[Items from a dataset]
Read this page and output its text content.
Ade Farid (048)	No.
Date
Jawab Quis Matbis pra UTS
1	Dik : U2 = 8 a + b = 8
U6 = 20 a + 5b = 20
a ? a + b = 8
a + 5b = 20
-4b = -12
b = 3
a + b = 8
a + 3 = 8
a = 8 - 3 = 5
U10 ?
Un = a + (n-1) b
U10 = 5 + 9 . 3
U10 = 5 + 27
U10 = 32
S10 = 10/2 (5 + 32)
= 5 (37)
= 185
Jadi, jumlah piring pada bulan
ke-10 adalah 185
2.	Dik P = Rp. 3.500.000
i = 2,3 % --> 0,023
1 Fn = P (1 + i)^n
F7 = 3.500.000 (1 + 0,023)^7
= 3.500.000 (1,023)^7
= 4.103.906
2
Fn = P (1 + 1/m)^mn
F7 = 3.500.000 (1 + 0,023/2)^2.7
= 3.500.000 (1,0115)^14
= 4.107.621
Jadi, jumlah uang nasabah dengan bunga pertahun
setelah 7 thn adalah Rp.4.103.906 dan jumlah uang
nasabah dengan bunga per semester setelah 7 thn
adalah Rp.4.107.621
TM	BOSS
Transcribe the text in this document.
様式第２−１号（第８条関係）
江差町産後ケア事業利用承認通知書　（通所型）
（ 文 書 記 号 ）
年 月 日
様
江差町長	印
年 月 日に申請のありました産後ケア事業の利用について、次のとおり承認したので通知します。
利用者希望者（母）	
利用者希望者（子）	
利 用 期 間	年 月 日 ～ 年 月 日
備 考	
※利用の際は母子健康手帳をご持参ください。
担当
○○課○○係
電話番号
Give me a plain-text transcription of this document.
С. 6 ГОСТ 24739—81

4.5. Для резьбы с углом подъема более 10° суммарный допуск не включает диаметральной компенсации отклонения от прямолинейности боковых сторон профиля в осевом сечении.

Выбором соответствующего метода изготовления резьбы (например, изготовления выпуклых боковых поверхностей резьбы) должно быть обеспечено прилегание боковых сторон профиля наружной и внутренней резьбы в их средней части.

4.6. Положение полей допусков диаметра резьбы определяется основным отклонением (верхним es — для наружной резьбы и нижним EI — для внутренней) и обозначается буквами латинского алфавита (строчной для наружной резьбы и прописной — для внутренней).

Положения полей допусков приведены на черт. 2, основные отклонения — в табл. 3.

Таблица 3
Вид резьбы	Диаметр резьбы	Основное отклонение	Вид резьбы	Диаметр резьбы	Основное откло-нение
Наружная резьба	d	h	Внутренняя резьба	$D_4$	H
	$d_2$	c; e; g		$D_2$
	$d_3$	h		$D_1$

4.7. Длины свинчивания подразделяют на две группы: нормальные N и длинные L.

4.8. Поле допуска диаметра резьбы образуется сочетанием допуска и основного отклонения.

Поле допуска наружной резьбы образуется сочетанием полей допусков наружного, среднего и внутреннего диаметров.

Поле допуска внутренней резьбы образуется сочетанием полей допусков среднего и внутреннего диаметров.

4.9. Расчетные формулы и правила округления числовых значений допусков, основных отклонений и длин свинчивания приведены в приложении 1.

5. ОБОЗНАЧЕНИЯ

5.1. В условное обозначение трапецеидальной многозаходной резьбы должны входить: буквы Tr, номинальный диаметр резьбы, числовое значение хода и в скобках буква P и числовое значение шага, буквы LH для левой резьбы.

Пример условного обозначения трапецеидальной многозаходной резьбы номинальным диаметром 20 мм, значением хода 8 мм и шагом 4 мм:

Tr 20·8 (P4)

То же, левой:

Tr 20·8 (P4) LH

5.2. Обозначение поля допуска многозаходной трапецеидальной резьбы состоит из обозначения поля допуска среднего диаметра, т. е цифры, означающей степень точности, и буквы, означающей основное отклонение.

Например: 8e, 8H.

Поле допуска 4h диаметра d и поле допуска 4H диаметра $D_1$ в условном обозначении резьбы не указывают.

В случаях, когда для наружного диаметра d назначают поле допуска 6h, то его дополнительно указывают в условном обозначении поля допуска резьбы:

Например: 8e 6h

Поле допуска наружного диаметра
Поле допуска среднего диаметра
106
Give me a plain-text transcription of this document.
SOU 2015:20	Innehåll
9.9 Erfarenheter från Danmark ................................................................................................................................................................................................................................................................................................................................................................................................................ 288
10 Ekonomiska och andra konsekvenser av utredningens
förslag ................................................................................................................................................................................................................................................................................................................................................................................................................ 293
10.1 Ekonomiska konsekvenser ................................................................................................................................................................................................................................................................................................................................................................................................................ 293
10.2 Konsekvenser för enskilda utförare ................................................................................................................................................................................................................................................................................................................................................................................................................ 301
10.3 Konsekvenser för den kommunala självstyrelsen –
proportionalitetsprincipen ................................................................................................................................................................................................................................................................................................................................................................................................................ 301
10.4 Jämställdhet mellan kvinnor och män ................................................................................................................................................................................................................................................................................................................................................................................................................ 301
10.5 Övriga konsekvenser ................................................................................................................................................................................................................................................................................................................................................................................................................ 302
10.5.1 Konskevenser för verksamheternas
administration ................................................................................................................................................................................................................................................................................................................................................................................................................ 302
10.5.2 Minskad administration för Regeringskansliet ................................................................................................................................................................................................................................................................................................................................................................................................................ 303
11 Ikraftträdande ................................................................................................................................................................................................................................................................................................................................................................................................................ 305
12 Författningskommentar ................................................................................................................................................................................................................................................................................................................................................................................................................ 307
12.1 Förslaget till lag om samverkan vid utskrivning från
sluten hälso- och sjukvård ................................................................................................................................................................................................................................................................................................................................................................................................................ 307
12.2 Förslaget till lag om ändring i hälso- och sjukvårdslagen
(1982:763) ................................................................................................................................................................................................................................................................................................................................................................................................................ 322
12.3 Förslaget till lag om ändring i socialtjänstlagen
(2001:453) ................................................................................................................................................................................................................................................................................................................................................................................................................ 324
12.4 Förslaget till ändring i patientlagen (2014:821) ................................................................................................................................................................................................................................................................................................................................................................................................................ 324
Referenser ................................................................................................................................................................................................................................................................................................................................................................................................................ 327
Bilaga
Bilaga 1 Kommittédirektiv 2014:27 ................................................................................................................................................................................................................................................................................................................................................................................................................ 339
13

Exercise aim: Write out the whole listing again. Match it word for word.

Written response:
Read this page and output its text content.
Ade Farid (048)	No.
Date
Jawab Quis Matbis pra UTS
1	Dik : U2 = 8 a + b = 8
U6 = 20 a + 5b = 20
a ? a + b = 8
a + 5b = 20
-4b = -12
b = 3
a + b = 8
a + 3 = 8
a = 8 - 3 = 5
U10 ?
Un = a + (n-1) b
U10 = 5 + 9 . 3
U10 = 5 + 27
U10 = 32
S10 = 10/2 (5 + 32)
= 5 (37)
= 185
Jadi, jumlah piring pada bulan
ke-10 adalah 185
2.	Dik P = Rp. 3.500.000
i = 2,3 % --> 0,023
1 Fn = P (1 + i)^n
F7 = 3.500.000 (1 + 0,023)^7
= 3.500.000 (1,023)^7
= 4.103.906
2
Fn = P (1 + 1/m)^mn
F7 = 3.500.000 (1 + 0,023/2)^2.7
= 3.500.000 (1,0115)^14
= 4.107.621
Jadi, jumlah uang nasabah dengan bunga pertahun
setelah 7 thn adalah Rp.4.103.906 dan jumlah uang
nasabah dengan bunga per semester setelah 7 thn
adalah Rp.4.107.621
TM	BOSS
Transcribe the text in this document.
様式第２−１号（第８条関係）
江差町産後ケア事業利用承認通知書　（通所型）
（ 文 書 記 号 ）
年 月 日
様
江差町長	印
年 月 日に申請のありました産後ケア事業の利用について、次のとおり承認したので通知します。
利用者希望者（母）	
利用者希望者（子）	
利 用 期 間	年 月 日 ～ 年 月 日
備 考	
※利用の際は母子健康手帳をご持参ください。
担当
○○課○○係
電話番号
Give me a plain-text transcription of this document.
С. 6 ГОСТ 24739—81

4.5. Для резьбы с углом подъема более 10° суммарный допуск не включает диаметральной компенсации отклонения от прямолинейности боковых сторон профиля в осевом сечении.

Выбором соответствующего метода изготовления резьбы (например, изготовления выпуклых боковых поверхностей резьбы) должно быть обеспечено прилегание боковых сторон профиля наружной и внутренней резьбы в их средней части.

4.6. Положение полей допусков диаметра резьбы определяется основным отклонением (верхним es — для наружной резьбы и нижним EI — для внутренней) и обозначается буквами латинского алфавита (строчной для наружной резьбы и прописной — для внутренней).

Положения полей допусков приведены на черт. 2, основные отклонения — в табл. 3.

Таблица 3
Вид резьбы	Диаметр резьбы	Основное отклонение	Вид резьбы	Диаметр резьбы	Основное откло-нение
Наружная резьба	d	h	Внутренняя резьба	$D_4$	H
	$d_2$	c; e; g		$D_2$
	$d_3$	h		$D_1$

4.7. Длины свинчивания подразделяют на две группы: нормальные N и длинные L.

4.8. Поле допуска диаметра резьбы образуется сочетанием допуска и основного отклонения.

Поле допуска наружной резьбы образуется сочетанием полей допусков наружного, среднего и внутреннего диаметров.

Поле допуска внутренней резьбы образуется сочетанием полей допусков среднего и внутреннего диаметров.

4.9. Расчетные формулы и правила округления числовых значений допусков, основных отклонений и длин свинчивания приведены в приложении 1.

5. ОБОЗНАЧЕНИЯ

5.1. В условное обозначение трапецеидальной многозаходной резьбы должны входить: буквы Tr, номинальный диаметр резьбы, числовое значение хода и в скобках буква P и числовое значение шага, буквы LH для левой резьбы.

Пример условного обозначения трапецеидальной многозаходной резьбы номинальным диаметром 20 мм, значением хода 8 мм и шагом 4 мм:

Tr 20·8 (P4)

То же, левой:

Tr 20·8 (P4) LH

5.2. Обозначение поля допуска многозаходной трапецеидальной резьбы состоит из обозначения поля допуска среднего диаметра, т. е цифры, означающей степень точности, и буквы, означающей основное отклонение.

Например: 8e, 8H.

Поле допуска 4h диаметра d и поле допуска 4H диаметра $D_1$ в условном обозначении резьбы не указывают.

В случаях, когда для наружного диаметра d назначают поле допуска 6h, то его дополнительно указывают в условном обозначении поля допуска резьбы:

Например: 8e 6h

Поле допуска наружного диаметра
Поле допуска среднего диаметра
106
Give me a plain-text transcription of this document.
SOU 2015:20	Innehåll
9.9 Erfarenheter från Danmark ................................................................................................................................................................................................................................................................................................................................................................................................................ 288
10 Ekonomiska och andra konsekvenser av utredningens
förslag ................................................................................................................................................................................................................................................................................................................................................................................................................ 293
10.1 Ekonomiska konsekvenser ................................................................................................................................................................................................................................................................................................................................................................................................................ 293
10.2 Konsekvenser för enskilda utförare ................................................................................................................................................................................................................................................................................................................................................................................................................ 301
10.3 Konsekvenser för den kommunala självstyrelsen –
proportionalitetsprincipen ................................................................................................................................................................................................................................................................................................................................................................................................................ 301
10.4 Jämställdhet mellan kvinnor och män ................................................................................................................................................................................................................................................................................................................................................................................................................ 301
10.5 Övriga konsekvenser ................................................................................................................................................................................................................................................................................................................................................................................................................ 302
10.5.1 Konskevenser för verksamheternas
administration ................................................................................................................................................................................................................................................................................................................................................................................................................ 302
10.5.2 Minskad administration för Regeringskansliet ................................................................................................................................................................................................................................................................................................................................................................................................................ 303
11 Ikraftträdande ................................................................................................................................................................................................................................................................................................................................................................................................................ 305
12 Författningskommentar ................................................................................................................................................................................................................................................................................................................................................................................................................ 307
12.1 Förslaget till lag om samverkan vid utskrivning från
sluten hälso- och sjukvård ................................................................................................................................................................................................................................................................................................................................................................................................................ 307
12.2 Förslaget till lag om ändring i hälso- och sjukvårdslagen
(1982:763) ................................................................................................................................................................................................................................................................................................................................................................................................................ 322
12.3 Förslaget till lag om ändring i socialtjänstlagen
(2001:453) ................................................................................................................................................................................................................................................................................................................................................................................................................ 324
12.4 Förslaget till ändring i patientlagen (2014:821) ................................................................................................................................................................................................................................................................................................................................................................................................................ 324
Referenser ................................................................................................................................................................................................................................................................................................................................................................................................................ 327
Bilaga
Bilaga 1 Kommittédirektiv 2014:27 ................................................................................................................................................................................................................................................................................................................................................................................................................ 339
13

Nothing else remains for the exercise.